__Task brief__
Copy out every line in which the string "五年以内" occurs.

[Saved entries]
......
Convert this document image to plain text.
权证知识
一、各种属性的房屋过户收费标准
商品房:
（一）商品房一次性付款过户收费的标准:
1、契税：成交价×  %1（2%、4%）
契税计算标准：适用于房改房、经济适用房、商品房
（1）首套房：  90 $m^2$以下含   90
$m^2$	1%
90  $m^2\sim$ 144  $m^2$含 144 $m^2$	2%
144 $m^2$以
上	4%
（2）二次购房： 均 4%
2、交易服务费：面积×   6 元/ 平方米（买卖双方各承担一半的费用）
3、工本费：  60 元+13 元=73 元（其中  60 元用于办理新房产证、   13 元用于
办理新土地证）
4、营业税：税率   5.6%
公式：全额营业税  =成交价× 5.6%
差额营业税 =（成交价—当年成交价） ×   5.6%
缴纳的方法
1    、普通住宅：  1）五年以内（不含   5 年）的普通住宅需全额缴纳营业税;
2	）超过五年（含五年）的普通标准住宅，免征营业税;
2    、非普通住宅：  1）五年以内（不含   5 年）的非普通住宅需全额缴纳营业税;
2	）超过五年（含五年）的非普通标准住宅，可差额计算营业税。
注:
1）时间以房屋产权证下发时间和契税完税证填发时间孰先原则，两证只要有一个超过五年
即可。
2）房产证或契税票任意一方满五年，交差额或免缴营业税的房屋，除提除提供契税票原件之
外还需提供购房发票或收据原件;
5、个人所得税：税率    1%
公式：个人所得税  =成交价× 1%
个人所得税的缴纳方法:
......
__Full response__
1    、普通住宅：  1）五年以内（不含   5 年）的普通住宅需全额缴纳营业税;
2    、非普通住宅：  1）五年以内（不含   5 年）的非普通住宅需全额缴纳营业税;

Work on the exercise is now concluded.